• **WHAT THIS TASK INVOLVES**: From the listing below, work out how many lines contain "policies". Reply with that number only.

# EXTRACTED MATERIAL start

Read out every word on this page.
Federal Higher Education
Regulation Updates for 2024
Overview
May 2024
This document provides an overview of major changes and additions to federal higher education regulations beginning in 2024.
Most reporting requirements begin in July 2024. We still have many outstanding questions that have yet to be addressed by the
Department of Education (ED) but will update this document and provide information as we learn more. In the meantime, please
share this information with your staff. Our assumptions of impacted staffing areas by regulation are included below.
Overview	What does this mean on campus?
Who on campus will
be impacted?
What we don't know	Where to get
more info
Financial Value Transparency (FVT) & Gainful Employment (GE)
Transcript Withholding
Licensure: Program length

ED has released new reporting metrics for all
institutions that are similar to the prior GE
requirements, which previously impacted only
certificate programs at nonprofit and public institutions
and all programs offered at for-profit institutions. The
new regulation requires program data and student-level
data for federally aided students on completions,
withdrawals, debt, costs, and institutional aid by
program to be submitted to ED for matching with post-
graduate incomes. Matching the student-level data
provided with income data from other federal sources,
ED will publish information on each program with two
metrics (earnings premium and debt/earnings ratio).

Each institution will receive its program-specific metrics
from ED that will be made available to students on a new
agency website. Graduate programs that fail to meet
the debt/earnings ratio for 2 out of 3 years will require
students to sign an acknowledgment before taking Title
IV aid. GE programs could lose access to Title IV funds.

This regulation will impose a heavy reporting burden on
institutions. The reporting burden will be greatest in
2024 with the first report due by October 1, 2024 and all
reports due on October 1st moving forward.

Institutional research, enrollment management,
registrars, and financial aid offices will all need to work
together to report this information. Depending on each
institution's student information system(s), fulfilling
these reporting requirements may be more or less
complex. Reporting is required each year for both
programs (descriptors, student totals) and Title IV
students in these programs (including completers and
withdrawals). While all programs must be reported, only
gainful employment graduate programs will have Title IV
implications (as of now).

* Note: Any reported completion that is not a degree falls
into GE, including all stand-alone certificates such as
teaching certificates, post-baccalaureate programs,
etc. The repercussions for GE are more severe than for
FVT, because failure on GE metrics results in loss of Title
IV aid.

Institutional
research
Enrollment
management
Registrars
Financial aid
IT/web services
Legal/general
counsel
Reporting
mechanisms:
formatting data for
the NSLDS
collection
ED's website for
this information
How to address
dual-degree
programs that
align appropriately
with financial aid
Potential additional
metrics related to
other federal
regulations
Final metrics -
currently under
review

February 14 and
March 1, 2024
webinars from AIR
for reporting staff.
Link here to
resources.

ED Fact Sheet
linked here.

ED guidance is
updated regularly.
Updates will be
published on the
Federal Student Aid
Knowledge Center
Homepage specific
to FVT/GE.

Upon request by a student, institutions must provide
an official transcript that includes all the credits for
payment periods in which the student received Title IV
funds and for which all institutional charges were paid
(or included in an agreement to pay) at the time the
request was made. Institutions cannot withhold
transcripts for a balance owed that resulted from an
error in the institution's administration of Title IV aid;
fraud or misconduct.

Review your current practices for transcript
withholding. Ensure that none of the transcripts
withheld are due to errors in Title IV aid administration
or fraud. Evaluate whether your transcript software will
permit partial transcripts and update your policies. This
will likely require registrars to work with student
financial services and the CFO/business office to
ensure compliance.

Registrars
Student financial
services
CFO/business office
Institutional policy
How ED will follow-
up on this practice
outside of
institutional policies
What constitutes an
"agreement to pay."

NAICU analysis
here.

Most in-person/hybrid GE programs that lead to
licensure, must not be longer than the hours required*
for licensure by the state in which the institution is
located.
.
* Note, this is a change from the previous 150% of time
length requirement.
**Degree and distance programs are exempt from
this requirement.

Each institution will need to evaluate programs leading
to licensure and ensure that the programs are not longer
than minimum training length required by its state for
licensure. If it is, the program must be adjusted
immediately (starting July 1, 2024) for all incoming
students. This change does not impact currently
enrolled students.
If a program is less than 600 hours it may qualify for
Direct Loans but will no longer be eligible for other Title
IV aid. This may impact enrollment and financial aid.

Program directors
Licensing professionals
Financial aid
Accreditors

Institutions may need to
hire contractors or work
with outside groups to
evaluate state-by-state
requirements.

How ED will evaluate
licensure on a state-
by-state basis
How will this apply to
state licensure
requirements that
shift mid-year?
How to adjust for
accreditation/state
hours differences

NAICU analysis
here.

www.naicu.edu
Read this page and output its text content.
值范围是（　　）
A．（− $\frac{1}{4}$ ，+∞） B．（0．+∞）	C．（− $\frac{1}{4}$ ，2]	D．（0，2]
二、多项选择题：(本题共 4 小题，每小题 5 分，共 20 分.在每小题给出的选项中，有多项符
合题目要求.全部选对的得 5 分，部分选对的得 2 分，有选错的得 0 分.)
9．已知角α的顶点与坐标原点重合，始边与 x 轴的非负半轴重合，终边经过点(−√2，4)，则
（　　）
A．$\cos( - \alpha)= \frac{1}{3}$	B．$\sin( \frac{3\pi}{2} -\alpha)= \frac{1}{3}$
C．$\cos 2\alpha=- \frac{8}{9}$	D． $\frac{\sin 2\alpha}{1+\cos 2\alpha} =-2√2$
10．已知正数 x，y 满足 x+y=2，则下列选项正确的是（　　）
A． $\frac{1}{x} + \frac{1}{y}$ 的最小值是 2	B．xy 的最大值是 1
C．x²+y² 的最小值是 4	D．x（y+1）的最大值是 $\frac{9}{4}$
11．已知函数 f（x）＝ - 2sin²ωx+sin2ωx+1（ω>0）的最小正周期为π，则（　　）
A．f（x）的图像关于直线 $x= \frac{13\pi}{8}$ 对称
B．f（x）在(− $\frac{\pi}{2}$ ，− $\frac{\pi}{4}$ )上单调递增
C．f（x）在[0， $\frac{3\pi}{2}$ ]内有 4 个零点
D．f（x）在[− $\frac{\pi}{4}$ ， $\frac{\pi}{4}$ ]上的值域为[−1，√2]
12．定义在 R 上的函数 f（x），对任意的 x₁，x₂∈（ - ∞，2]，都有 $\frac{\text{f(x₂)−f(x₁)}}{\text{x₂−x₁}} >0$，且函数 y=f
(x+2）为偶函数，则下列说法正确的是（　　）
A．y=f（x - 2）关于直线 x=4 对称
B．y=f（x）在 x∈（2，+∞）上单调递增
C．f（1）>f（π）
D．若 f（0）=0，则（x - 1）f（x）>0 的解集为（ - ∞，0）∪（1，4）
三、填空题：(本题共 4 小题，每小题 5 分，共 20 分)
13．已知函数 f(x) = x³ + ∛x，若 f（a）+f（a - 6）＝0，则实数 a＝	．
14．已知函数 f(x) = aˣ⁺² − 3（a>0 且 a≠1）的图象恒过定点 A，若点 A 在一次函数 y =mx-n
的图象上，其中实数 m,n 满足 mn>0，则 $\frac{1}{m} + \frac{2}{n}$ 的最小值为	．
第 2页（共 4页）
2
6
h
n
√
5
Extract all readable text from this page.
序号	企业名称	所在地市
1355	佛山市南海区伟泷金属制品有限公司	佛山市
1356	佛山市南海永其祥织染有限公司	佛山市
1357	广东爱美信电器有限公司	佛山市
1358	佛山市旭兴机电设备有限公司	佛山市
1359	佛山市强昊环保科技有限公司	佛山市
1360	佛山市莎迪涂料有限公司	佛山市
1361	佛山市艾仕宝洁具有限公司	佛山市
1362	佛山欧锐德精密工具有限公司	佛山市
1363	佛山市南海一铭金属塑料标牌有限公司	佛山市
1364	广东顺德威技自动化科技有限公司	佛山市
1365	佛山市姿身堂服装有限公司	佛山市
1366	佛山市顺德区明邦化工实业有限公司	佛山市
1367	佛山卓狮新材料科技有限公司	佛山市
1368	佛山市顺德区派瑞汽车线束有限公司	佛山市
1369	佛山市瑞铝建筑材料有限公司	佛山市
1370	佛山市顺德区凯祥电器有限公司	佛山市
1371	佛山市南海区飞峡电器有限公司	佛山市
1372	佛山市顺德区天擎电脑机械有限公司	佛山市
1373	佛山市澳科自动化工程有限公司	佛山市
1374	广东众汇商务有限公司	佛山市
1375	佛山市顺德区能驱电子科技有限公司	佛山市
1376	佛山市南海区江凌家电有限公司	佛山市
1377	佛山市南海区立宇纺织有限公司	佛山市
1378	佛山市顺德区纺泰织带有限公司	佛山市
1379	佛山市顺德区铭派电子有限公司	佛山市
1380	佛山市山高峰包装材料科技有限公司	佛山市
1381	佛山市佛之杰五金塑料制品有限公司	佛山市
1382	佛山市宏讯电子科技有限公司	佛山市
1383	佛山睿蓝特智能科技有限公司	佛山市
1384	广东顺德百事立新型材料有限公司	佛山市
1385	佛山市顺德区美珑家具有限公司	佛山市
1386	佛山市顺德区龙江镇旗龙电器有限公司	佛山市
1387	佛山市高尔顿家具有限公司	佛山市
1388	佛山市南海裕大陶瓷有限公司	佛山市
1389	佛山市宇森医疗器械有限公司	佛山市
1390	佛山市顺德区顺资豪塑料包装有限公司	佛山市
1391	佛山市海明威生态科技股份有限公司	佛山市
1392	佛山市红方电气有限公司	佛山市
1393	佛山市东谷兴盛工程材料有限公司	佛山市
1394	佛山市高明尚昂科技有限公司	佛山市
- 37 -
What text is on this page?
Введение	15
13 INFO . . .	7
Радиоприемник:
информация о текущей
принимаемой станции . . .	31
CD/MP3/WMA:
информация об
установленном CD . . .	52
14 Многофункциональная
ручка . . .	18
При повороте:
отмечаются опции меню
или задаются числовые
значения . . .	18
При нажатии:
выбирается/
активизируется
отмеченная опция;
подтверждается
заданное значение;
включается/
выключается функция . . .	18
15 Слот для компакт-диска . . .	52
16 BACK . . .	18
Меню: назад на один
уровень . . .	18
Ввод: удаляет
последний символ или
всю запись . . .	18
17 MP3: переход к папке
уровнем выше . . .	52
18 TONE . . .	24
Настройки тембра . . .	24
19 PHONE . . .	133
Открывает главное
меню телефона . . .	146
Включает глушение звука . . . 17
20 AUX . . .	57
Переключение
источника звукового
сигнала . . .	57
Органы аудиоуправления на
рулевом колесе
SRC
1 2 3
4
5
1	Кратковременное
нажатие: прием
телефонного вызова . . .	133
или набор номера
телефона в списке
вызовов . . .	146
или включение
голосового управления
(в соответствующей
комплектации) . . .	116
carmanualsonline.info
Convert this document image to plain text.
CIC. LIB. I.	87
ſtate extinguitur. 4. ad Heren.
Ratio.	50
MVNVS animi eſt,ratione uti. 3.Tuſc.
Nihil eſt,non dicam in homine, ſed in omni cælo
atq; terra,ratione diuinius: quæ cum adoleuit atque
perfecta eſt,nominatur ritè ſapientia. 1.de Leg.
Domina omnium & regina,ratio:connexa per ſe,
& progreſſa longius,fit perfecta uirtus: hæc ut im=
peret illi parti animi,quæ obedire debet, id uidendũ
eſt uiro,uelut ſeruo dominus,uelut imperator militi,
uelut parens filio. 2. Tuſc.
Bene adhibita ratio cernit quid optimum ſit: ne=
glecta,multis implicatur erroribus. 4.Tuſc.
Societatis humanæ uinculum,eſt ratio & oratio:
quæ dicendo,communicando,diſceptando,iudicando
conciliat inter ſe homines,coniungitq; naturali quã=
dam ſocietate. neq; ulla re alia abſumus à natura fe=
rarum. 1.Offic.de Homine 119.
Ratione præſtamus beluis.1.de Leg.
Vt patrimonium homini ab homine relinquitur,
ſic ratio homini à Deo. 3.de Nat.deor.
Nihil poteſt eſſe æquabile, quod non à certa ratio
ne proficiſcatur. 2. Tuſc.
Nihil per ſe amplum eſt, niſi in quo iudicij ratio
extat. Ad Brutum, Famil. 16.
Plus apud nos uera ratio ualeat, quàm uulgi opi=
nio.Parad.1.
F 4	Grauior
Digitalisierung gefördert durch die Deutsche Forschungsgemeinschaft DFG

# EXTRACTED MATERIAL end

• **REPLY TO THE EXERCISE**: 2